### Dataset content
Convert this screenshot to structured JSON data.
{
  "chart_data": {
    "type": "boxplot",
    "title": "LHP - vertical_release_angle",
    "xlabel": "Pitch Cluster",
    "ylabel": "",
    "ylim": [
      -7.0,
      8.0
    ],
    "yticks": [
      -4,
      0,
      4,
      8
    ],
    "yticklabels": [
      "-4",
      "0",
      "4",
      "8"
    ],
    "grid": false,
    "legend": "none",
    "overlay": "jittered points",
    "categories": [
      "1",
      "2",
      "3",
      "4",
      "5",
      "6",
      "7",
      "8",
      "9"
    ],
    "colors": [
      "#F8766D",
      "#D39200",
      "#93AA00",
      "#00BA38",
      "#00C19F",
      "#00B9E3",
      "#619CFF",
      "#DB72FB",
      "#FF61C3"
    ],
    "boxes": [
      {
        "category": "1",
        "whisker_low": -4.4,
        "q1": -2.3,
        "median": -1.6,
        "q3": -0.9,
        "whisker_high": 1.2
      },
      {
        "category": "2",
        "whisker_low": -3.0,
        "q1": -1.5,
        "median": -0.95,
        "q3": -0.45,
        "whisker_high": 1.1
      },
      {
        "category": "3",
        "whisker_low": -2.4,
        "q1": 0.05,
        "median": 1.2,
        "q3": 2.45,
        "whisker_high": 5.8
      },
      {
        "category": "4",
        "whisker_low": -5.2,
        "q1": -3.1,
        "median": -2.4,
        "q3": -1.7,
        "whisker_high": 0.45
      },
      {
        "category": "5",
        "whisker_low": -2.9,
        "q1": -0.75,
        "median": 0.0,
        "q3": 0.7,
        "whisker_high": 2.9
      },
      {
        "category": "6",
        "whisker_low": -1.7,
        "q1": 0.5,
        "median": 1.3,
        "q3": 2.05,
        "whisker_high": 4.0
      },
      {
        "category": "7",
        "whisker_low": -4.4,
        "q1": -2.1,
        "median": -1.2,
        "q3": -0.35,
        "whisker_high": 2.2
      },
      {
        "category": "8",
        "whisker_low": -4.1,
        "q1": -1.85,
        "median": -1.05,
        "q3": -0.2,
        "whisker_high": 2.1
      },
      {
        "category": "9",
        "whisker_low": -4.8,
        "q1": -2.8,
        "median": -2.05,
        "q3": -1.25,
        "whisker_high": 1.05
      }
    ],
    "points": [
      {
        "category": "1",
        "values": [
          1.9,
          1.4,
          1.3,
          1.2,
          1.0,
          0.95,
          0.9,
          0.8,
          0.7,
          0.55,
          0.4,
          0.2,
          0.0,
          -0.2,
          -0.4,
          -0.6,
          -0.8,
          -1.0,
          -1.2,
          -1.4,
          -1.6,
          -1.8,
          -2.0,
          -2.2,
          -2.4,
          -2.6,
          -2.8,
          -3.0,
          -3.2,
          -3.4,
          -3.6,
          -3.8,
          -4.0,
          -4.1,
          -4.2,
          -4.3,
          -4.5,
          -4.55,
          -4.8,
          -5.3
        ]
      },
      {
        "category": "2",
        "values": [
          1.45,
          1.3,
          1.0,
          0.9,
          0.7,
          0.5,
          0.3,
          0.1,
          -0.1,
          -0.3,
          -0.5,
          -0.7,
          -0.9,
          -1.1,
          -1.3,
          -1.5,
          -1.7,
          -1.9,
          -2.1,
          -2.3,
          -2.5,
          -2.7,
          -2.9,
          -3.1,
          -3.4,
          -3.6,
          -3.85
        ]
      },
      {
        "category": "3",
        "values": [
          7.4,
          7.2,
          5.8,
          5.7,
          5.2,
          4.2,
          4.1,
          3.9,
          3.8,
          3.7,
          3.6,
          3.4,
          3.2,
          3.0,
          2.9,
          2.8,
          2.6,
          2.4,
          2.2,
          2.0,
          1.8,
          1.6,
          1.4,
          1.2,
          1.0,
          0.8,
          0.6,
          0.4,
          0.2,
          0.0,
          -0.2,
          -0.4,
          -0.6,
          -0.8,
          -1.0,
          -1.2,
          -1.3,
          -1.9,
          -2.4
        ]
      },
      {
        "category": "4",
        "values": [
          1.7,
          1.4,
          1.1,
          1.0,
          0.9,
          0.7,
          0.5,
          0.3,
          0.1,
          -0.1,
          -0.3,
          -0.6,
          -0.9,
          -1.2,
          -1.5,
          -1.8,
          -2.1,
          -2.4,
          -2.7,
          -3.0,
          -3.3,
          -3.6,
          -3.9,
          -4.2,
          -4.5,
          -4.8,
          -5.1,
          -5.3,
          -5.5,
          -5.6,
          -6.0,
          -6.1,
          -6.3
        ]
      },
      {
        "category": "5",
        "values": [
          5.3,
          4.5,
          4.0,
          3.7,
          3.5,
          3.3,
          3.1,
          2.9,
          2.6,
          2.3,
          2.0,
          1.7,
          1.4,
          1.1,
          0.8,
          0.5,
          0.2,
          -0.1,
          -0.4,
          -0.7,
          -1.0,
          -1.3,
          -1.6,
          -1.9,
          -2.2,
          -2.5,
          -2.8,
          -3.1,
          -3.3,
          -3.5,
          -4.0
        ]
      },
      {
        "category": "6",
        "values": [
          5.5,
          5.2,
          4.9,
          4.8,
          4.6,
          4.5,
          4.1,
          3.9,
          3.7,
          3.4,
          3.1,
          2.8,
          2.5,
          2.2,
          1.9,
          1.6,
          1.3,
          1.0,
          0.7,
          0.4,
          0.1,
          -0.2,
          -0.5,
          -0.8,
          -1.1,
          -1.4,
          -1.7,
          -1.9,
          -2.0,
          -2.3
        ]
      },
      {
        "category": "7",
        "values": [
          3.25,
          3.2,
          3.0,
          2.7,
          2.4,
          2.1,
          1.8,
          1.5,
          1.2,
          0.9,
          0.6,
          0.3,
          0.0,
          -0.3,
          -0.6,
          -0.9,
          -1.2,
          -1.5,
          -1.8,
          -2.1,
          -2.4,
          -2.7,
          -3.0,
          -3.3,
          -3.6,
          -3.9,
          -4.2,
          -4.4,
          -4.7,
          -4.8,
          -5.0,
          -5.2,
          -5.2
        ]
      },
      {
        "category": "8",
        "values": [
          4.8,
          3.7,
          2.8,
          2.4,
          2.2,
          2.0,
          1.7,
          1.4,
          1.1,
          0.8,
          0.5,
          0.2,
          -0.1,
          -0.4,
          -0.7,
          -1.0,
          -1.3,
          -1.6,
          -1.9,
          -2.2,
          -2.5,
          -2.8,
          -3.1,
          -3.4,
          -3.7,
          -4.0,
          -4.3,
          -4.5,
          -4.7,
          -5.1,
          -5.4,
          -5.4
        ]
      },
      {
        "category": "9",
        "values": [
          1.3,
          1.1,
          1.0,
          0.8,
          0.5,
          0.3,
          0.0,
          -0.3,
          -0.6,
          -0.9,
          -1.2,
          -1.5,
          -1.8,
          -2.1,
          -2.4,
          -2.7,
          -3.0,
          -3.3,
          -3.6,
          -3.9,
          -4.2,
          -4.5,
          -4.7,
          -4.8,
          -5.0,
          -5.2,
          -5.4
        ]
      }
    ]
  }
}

### Set problem
Output the listing above without altering a single character.

### Response to the task
Convert this screenshot to structured JSON data.
{
  "chart_data": {
    "type": "boxplot",
    "title": "LHP - vertical_release_angle",
    "xlabel": "Pitch Cluster",
    "ylabel": "",
    "ylim": [
      -7.0,
      8.0
    ],
    "yticks": [
      -4,
      0,
      4,
      8
    ],
    "yticklabels": [
      "-4",
      "0",
      "4",
      "8"
    ],
    "grid": false,
    "legend": "none",
    "overlay": "jittered points",
    "categories": [
      "1",
      "2",
      "3",
      "4",
      "5",
      "6",
      "7",
      "8",
      "9"
    ],
    "colors": [
      "#F8766D",
      "#D39200",
      "#93AA00",
      "#00BA38",
      "#00C19F",
      "#00B9E3",
      "#619CFF",
      "#DB72FB",
      "#FF61C3"
    ],
    "boxes": [
      {
        "category": "1",
        "whisker_low": -4.4,
        "q1": -2.3,
        "median": -1.6,
        "q3": -0.9,
        "whisker_high": 1.2
      },
      {
        "category": "2",
        "whisker_low": -3.0,
        "q1": -1.5,
        "median": -0.95,
        "q3": -0.45,
        "whisker_high": 1.1
      },
      {
        "category": "3",
        "whisker_low": -2.4,
        "q1": 0.05,
        "median": 1.2,
        "q3": 2.45,
        "whisker_high": 5.8
      },
      {
        "category": "4",
        "whisker_low": -5.2,
        "q1": -3.1,
        "median": -2.4,
        "q3": -1.7,
        "whisker_high": 0.45
      },
      {
        "category": "5",
        "whisker_low": -2.9,
        "q1": -0.75,
        "median": 0.0,
        "q3": 0.7,
        "whisker_high": 2.9
      },
      {
        "category": "6",
        "whisker_low": -1.7,
        "q1": 0.5,
        "median": 1.3,
        "q3": 2.05,
        "whisker_high": 4.0
      },
      {
        "category": "7",
        "whisker_low": -4.4,
        "q1": -2.1,
        "median": -1.2,
        "q3": -0.35,
        "whisker_high": 2.2
      },
      {
        "category": "8",
        "whisker_low": -4.1,
        "q1": -1.85,
        "median": -1.05,
        "q3": -0.2,
        "whisker_high": 2.1
      },
      {
        "category": "9",
        "whisker_low": -4.8,
        "q1": -2.8,
        "median": -2.05,
        "q3": -1.25,
        "whisker_high": 1.05
      }
    ],
    "points": [
      {
        "category": "1",
        "values": [
          1.9,
          1.4,
          1.3,
          1.2,
          1.0,
          0.95,
          0.9,
          0.8,
          0.7,
          0.55,
          0.4,
          0.2,
          0.0,
          -0.2,
          -0.4,
          -0.6,
          -0.8,
          -1.0,
          -1.2,
          -1.4,
          -1.6,
          -1.8,
          -2.0,
          -2.2,
          -2.4,
          -2.6,
          -2.8,
          -3.0,
          -3.2,
          -3.4,
          -3.6,
          -3.8,
          -4.0,
          -4.1,
          -4.2,
          -4.3,
          -4.5,
          -4.55,
          -4.8,
          -5.3
        ]
      },
      {
        "category": "2",
        "values": [
          1.45,
          1.3,
          1.0,
          0.9,
          0.7,
          0.5,
          0.3,
          0.1,
          -0.1,
          -0.3,
          -0.5,
          -0.7,
          -0.9,
          -1.1,
          -1.3,
          -1.5,
          -1.7,
          -1.9,
          -2.1,
          -2.3,
          -2.5,
          -2.7,
          -2.9,
          -3.1,
          -3.4,
          -3.6,
          -3.85
        ]
      },
      {
        "category": "3",
        "values": [
          7.4,
          7.2,
          5.8,
          5.7,
          5.2,
          4.2,
          4.1,
          3.9,
          3.8,
          3.7,
          3.6,
          3.4,
          3.2,
          3.0,
          2.9,
          2.8,
          2.6,
          2.4,
          2.2,
          2.0,
          1.8,
          1.6,
          1.4,
          1.2,
          1.0,
          0.8,
          0.6,
          0.4,
          0.2,
          0.0,
          -0.2,
          -0.4,
          -0.6,
          -0.8,
          -1.0,
          -1.2,
          -1.3,
          -1.9,
          -2.4
        ]
      },
      {
        "category": "4",
        "values": [
          1.7,
          1.4,
          1.1,
          1.0,
          0.9,
          0.7,
          0.5,
          0.3,
          0.1,
          -0.1,
          -0.3,
          -0.6,
          -0.9,
          -1.2,
          -1.5,
          -1.8,
          -2.1,
          -2.4,
          -2.7,
          -3.0,
          -3.3,
          -3.6,
          -3.9,
          -4.2,
          -4.5,
          -4.8,
          -5.1,
          -5.3,
          -5.5,
          -5.6,
          -6.0,
          -6.1,
          -6.3
        ]
      },
      {
        "category": "5",
        "values": [
          5.3,
          4.5,
          4.0,
          3.7,
          3.5,
          3.3,
          3.1,
          2.9,
          2.6,
          2.3,
          2.0,
          1.7,
          1.4,
          1.1,
          0.8,
          0.5,
          0.2,
          -0.1,
          -0.4,
          -0.7,
          -1.0,
          -1.3,
          -1.6,
          -1.9,
          -2.2,
          -2.5,
          -2.8,
          -3.1,
          -3.3,
          -3.5,
          -4.0
        ]
      },
      {
        "category": "6",
        "values": [
          5.5,
          5.2,
          4.9,
          4.8,
          4.6,
          4.5,
          4.1,
          3.9,
          3.7,
          3.4,
          3.1,
          2.8,
          2.5,
          2.2,
          1.9,
          1.6,
          1.3,
          1.0,
          0.7,
          0.4,
          0.1,
          -0.2,
          -0.5,
          -0.8,
          -1.1,
          -1.4,
          -1.7,
          -1.9,
          -2.0,
          -2.3
        ]
      },
      {
        "category": "7",
        "values": [
          3.25,
          3.2,
          3.0,
          2.7,
          2.4,
          2.1,
          1.8,
          1.5,
          1.2,
          0.9,
          0.6,
          0.3,
          0.0,
          -0.3,
          -0.6,
          -0.9,
          -1.2,
          -1.5,
          -1.8,
          -2.1,
          -2.4,
          -2.7,
          -3.0,
          -3.3,
          -3.6,
          -3.9,
          -4.2,
          -4.4,
          -4.7,
          -4.8,
          -5.0,
          -5.2,
          -5.2
        ]
      },
      {
        "category": "8",
        "values": [
          4.8,
          3.7,
          2.8,
          2.4,
          2.2,
          2.0,
          1.7,
          1.4,
          1.1,
          0.8,
          0.5,
          0.2,
          -0.1,
          -0.4,
          -0.7,
          -1.0,
          -1.3,
          -1.6,
          -1.9,
          -2.2,
          -2.5,
          -2.8,
          -3.1,
          -3.4,
          -3.7,
          -4.0,
          -4.3,
          -4.5,
          -4.7,
          -5.1,
          -5.4,
          -5.4
        ]
      },
      {
        "category": "9",
        "values": [
          1.3,
          1.1,
          1.0,
          0.8,
          0.5,
          0.3,
          0.0,
          -0.3,
          -0.6,
          -0.9,
          -1.2,
          -1.5,
          -1.8,
          -2.1,
          -2.4,
          -2.7,
          -3.0,
          -3.3,
          -3.6,
          -3.9,
          -4.2,
          -4.5,
          -4.7,
          -4.8,
          -5.0,
          -5.2,
          -5.4
        ]
      }
    ]
  }
}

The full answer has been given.